Task directions> Please put all of the material into a Markdown table with two columns, Row and Entry: Row holds the line number and Entry holds the line itself. Leave out any blank lines.

++++ Input material ++++

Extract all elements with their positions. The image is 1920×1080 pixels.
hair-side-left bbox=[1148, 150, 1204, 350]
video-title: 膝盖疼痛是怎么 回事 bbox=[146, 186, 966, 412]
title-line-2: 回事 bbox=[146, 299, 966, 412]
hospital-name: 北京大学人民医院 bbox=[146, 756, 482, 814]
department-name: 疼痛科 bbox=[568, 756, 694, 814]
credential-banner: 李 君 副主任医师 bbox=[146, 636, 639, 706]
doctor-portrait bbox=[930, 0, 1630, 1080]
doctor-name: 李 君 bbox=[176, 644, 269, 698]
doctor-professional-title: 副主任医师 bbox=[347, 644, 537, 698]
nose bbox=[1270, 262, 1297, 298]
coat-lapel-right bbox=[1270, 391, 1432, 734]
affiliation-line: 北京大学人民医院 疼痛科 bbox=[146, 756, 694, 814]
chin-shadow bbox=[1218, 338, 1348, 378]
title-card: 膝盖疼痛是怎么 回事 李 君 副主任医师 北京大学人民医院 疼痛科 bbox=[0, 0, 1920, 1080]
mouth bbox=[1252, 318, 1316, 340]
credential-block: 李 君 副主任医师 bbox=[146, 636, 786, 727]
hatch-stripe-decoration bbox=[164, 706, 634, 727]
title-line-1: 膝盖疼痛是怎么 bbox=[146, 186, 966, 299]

++++

Solution to this exercise>
| Row | Entry |
|---|---|
| 1 | Extract all elements with their positions. The image is 1920×1080 pixels. |
| 2 | hair-side-left bbox=[1148, 150, 1204, 350] |
| 3 | video-title: 膝盖疼痛是怎么 回事 bbox=[146, 186, 966, 412] |
| 4 | title-line-2: 回事 bbox=[146, 299, 966, 412] |
| 5 | hospital-name: 北京大学人民医院 bbox=[146, 756, 482, 814] |
| 6 | department-name: 疼痛科 bbox=[568, 756, 694, 814] |
| 7 | credential-banner: 李 君 副主任医师 bbox=[146, 636, 639, 706] |
| 8 | doctor-portrait bbox=[930, 0, 1630, 1080] |
| 9 | doctor-name: 李 君 bbox=[176, 644, 269, 698] |
| 10 | doctor-professional-title: 副主任医师 bbox=[347, 644, 537, 698] |
| 11 | nose bbox=[1270, 262, 1297, 298] |
| 12 | coat-lapel-right bbox=[1270, 391, 1432, 734] |
| 13 | affiliation-line: 北京大学人民医院 疼痛科 bbox=[146, 756, 694, 814] |
| 14 | chin-shadow bbox=[1218, 338, 1348, 378] |
| 15 | title-card: 膝盖疼痛是怎么 回事 李 君 副主任医师 北京大学人民医院 疼痛科 bbox=[0, 0, 1920, 1080] |
| 16 | mouth bbox=[1252, 318, 1316, 340] |
| 17 | credential-block: 李 君 副主任医师 bbox=[146, 636, 786, 727] |
| 18 | hatch-stripe-decoration bbox=[164, 706, 634, 727] |
| 19 | title-line-1: 膝盖疼痛是怎么 bbox=[146, 186, 966, 299] |